Data entries:
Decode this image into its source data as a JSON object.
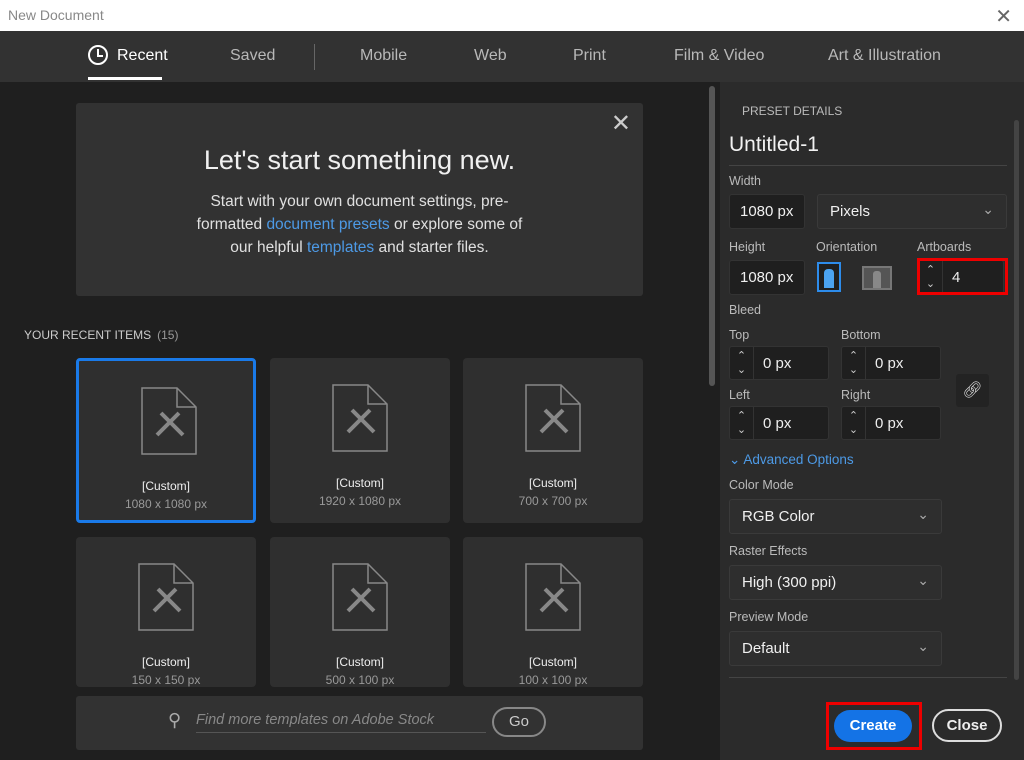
{
  "window": {
    "title": "New Document",
    "close": "✕"
  },
  "tabs": [
    "Recent",
    "Saved",
    "Mobile",
    "Web",
    "Print",
    "Film & Video",
    "Art & Illustration"
  ],
  "hero": {
    "title": "Let's start something new.",
    "t1": "Start with your own document settings, pre-formatted ",
    "link1": "document presets",
    "t2": " or explore some of our helpful ",
    "link2": "templates",
    "t3": " and starter files.",
    "close": "✕"
  },
  "recent": {
    "label": "YOUR RECENT ITEMS",
    "count": "(15)",
    "items": [
      {
        "name": "[Custom]",
        "size": "1080 x 1080 px"
      },
      {
        "name": "[Custom]",
        "size": "1920 x 1080 px"
      },
      {
        "name": "[Custom]",
        "size": "700 x 700 px"
      },
      {
        "name": "[Custom]",
        "size": "150 x 150 px"
      },
      {
        "name": "[Custom]",
        "size": "500 x 100 px"
      },
      {
        "name": "[Custom]",
        "size": "100 x 100 px"
      }
    ]
  },
  "search": {
    "placeholder": "Find more templates on Adobe Stock",
    "go": "Go"
  },
  "preset": {
    "header": "PRESET DETAILS",
    "name": "Untitled-1",
    "width_label": "Width",
    "width": "1080 px",
    "units": "Pixels",
    "height_label": "Height",
    "height": "1080 px",
    "orientation_label": "Orientation",
    "artboards_label": "Artboards",
    "artboards": "4",
    "bleed_label": "Bleed",
    "top_label": "Top",
    "top": "0 px",
    "bottom_label": "Bottom",
    "bottom": "0 px",
    "left_label": "Left",
    "left": "0 px",
    "right_label": "Right",
    "right": "0 px",
    "advanced": "Advanced Options",
    "color_mode_label": "Color Mode",
    "color_mode": "RGB Color",
    "raster_label": "Raster Effects",
    "raster": "High (300 ppi)",
    "preview_label": "Preview Mode",
    "preview": "Default"
  },
  "buttons": {
    "create": "Create",
    "close": "Close"
  }
}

# [YOUR INSTRUCTIONS]
In the records above, locate every line with the string "Color" and copy it.

# [FULL OUTPUT]
    "color_mode_label": "Color Mode",
    "color_mode": "RGB Color",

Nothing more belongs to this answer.